Goal of the exercise: Filter the entries and keep only the lines where the string "this" appears.

* BEGIN Task inputs *

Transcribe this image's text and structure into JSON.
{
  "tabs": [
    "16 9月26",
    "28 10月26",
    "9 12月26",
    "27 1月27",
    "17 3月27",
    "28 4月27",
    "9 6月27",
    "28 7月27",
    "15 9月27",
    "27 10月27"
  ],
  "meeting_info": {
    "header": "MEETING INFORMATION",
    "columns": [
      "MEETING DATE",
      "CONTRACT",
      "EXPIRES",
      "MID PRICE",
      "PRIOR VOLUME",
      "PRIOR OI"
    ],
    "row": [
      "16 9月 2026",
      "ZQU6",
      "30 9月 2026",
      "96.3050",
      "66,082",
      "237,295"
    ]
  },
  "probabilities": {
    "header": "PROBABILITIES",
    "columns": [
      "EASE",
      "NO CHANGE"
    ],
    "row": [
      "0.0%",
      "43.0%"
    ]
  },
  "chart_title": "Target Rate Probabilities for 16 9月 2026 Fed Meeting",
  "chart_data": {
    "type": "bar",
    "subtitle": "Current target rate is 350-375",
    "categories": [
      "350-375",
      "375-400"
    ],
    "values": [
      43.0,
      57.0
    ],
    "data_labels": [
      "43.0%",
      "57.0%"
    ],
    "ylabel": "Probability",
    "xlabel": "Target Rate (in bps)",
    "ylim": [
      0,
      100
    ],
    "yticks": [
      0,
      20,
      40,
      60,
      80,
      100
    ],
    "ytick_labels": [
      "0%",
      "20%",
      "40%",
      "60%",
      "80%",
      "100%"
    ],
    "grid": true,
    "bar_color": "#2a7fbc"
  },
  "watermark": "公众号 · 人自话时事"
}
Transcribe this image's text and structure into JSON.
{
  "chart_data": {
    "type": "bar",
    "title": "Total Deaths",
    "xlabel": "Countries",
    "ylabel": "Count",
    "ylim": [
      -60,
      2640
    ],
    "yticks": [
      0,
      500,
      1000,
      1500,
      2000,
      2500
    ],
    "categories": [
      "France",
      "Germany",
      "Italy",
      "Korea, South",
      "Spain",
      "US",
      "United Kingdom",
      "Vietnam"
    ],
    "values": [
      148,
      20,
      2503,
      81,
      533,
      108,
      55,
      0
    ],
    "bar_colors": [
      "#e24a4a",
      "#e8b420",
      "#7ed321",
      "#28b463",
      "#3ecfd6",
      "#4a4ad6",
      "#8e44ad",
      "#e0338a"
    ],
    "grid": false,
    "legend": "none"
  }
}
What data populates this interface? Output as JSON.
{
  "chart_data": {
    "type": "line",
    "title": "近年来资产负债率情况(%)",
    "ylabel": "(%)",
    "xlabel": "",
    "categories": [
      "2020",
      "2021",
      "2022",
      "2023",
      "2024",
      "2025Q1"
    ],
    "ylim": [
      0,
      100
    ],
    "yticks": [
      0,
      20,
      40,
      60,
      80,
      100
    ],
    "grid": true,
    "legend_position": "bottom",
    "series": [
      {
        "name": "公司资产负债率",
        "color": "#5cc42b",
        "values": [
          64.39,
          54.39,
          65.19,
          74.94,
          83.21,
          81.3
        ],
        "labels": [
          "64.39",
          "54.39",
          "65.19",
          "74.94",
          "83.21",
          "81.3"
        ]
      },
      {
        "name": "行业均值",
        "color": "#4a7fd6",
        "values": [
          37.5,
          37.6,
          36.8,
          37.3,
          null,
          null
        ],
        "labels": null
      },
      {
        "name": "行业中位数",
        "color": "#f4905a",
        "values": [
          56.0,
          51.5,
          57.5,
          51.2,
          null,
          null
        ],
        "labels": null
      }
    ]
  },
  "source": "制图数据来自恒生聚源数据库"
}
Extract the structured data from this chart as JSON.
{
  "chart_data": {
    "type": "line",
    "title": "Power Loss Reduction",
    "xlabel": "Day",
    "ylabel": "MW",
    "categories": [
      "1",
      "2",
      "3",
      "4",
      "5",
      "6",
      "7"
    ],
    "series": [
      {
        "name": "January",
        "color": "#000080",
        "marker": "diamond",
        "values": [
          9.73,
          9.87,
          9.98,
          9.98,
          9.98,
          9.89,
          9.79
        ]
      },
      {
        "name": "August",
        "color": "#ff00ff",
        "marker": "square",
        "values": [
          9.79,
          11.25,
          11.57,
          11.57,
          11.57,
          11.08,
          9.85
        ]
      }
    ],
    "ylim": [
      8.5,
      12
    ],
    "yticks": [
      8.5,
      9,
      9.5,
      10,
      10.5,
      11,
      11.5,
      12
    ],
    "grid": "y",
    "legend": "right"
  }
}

* END Task inputs *

Full output:
Transcribe this image's text and structure into JSON.
Transcribe this image's text and structure into JSON.
What data populates this interface? Output as JSON.
Extract the structured data from this chart as JSON.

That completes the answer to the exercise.